▸ **Required work**
Count the lines containing "links" in the entries underneath, and state that count without anything else.

☆ ☆ ☆ ☆ ☆ ☆ ☆

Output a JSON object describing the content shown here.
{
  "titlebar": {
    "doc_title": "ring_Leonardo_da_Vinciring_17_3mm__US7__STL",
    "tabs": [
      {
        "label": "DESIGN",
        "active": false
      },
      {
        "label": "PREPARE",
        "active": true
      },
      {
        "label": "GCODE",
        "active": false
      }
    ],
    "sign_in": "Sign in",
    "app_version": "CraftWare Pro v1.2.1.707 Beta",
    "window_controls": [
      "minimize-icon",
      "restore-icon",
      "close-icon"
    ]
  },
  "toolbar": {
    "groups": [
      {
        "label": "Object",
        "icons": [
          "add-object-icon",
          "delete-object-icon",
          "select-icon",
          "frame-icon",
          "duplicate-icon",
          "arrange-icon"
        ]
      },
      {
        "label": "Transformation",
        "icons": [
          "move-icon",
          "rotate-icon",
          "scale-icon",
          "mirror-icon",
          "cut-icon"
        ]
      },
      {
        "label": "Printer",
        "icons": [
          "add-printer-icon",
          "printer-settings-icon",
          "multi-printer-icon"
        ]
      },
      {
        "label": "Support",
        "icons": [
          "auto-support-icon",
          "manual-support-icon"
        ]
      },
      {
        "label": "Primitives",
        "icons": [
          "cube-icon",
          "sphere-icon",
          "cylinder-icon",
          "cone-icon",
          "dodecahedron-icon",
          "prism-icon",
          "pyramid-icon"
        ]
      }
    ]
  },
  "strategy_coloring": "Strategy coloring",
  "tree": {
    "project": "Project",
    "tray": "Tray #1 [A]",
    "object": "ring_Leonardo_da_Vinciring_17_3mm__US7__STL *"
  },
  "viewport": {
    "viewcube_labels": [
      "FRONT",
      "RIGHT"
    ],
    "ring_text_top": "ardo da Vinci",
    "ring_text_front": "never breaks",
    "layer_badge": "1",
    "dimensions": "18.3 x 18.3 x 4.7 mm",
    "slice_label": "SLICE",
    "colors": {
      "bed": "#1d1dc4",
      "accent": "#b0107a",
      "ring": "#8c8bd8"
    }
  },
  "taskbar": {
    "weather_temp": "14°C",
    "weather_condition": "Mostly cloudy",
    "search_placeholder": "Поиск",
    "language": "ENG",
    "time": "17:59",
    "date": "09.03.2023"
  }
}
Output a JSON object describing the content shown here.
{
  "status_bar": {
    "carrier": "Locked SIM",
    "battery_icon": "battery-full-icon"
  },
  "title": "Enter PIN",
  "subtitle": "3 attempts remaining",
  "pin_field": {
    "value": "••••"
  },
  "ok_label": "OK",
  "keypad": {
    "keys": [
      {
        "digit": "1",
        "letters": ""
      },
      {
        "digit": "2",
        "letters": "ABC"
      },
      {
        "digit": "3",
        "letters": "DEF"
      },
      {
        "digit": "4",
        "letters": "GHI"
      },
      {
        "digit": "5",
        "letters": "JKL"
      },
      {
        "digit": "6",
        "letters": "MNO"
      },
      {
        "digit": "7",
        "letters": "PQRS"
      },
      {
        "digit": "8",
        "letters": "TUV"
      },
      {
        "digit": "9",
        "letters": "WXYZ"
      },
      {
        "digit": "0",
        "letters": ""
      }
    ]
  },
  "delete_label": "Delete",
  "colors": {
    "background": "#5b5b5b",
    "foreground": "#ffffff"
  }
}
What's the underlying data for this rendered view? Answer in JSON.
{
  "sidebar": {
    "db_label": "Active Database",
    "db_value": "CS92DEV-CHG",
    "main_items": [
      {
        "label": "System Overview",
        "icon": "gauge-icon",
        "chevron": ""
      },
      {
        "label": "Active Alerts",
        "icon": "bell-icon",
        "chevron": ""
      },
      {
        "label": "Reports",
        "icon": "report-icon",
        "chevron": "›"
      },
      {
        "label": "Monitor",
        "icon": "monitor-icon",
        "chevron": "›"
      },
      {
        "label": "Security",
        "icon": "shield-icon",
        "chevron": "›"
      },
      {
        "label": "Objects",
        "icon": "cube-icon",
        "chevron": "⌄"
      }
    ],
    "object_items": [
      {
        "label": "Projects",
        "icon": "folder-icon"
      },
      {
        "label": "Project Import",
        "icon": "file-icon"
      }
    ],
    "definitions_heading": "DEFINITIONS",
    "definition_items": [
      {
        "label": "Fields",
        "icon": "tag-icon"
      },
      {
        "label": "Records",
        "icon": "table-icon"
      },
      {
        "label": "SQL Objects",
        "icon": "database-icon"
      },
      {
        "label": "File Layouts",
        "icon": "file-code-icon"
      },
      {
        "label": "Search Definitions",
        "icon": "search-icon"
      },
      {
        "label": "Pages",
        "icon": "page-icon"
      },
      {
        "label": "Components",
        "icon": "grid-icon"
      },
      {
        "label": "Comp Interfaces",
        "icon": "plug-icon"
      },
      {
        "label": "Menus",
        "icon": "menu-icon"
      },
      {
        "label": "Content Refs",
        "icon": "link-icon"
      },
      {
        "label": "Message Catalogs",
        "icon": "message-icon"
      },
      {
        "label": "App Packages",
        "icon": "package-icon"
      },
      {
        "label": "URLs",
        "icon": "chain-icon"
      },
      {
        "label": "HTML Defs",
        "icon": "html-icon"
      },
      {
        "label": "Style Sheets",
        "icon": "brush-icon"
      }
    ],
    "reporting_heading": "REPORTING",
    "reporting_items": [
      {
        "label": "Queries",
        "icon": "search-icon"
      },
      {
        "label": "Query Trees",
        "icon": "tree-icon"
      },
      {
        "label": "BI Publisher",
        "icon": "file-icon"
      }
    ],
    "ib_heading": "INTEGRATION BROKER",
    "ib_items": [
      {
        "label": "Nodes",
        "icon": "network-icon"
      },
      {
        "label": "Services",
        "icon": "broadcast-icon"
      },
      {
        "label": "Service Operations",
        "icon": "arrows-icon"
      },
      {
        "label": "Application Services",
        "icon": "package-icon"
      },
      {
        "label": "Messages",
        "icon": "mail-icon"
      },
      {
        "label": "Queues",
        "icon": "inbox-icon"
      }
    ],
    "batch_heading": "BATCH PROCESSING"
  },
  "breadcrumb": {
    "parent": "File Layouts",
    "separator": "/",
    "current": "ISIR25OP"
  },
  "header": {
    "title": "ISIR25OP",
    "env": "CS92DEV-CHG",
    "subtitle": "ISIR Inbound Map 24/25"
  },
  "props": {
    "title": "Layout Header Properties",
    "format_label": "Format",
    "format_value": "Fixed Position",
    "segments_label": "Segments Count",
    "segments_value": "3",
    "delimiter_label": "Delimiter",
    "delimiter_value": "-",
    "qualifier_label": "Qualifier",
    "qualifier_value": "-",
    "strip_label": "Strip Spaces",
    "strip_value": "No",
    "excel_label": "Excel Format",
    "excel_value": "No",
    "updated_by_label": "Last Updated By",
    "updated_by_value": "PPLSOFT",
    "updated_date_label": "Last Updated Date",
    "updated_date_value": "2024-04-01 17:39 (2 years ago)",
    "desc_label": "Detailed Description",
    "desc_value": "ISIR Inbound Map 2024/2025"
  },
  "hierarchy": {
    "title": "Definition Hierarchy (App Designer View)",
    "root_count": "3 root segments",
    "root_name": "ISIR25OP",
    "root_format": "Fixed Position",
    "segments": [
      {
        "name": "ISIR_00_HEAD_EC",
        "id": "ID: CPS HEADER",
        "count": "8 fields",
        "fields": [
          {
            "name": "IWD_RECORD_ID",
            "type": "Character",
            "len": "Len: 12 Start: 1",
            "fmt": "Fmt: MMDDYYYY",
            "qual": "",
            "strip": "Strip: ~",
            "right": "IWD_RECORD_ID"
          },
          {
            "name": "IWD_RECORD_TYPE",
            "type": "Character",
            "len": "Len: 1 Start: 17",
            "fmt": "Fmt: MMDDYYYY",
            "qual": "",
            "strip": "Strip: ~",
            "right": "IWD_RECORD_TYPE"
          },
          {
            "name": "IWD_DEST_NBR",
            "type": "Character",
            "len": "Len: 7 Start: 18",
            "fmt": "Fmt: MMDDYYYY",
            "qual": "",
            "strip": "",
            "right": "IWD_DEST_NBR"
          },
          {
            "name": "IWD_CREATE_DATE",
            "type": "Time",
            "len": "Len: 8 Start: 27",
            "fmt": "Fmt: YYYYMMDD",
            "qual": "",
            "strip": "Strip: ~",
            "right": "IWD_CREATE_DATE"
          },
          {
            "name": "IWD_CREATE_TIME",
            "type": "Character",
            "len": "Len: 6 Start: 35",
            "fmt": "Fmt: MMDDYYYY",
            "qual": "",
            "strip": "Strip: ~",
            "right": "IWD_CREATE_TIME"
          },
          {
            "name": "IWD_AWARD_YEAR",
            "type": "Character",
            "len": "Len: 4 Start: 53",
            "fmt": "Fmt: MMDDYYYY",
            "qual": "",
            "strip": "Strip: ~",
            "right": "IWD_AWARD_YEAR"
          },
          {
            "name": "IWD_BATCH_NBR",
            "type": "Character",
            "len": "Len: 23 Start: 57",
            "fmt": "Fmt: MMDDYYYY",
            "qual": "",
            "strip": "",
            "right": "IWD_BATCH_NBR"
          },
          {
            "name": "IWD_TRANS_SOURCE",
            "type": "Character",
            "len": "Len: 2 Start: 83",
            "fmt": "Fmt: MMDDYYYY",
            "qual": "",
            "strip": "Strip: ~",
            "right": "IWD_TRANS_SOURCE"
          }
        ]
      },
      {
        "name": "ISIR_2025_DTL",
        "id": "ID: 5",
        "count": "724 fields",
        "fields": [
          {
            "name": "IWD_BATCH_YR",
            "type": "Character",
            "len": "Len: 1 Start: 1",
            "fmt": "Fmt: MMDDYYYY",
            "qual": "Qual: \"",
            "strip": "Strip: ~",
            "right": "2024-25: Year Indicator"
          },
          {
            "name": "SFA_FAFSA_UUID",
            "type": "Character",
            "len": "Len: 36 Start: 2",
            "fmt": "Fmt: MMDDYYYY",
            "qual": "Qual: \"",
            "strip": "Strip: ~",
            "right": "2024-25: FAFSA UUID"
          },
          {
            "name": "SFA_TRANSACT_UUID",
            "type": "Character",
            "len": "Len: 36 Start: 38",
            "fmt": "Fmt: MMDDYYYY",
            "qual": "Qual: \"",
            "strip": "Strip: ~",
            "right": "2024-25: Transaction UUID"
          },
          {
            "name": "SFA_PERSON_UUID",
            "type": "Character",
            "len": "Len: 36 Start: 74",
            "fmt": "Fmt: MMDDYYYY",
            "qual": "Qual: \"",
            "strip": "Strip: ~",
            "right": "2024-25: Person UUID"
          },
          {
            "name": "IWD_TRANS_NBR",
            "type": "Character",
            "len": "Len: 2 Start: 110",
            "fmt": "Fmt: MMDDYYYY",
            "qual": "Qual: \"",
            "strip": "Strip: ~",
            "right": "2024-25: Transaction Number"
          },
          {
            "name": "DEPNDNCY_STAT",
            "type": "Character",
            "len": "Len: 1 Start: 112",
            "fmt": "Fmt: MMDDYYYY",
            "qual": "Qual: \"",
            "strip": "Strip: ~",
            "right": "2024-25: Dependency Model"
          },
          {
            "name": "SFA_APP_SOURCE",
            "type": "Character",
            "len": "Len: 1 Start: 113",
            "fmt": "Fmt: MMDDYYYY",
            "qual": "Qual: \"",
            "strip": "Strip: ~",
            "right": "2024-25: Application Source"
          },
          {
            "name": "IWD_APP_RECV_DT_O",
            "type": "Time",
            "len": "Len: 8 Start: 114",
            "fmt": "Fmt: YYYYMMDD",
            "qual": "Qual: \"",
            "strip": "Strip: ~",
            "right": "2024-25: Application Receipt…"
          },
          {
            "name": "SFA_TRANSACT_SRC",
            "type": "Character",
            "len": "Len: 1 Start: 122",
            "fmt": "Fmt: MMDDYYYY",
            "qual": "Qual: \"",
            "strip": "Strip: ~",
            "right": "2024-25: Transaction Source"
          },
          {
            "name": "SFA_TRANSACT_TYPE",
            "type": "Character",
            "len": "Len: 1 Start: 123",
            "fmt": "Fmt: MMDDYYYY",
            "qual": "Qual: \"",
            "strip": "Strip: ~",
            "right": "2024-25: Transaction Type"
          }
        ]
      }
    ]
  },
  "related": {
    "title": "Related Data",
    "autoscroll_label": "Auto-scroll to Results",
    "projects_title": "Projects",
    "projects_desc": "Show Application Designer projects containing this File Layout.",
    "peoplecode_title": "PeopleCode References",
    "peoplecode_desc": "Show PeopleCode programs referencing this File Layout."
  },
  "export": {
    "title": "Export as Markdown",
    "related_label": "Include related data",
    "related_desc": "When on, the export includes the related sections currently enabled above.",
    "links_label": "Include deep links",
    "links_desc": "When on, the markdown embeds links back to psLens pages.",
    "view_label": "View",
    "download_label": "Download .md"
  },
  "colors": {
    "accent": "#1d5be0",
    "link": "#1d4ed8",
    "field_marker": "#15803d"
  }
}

☆ ☆ ☆ ☆ ☆ ☆ ☆

▸ **Worked answer**
2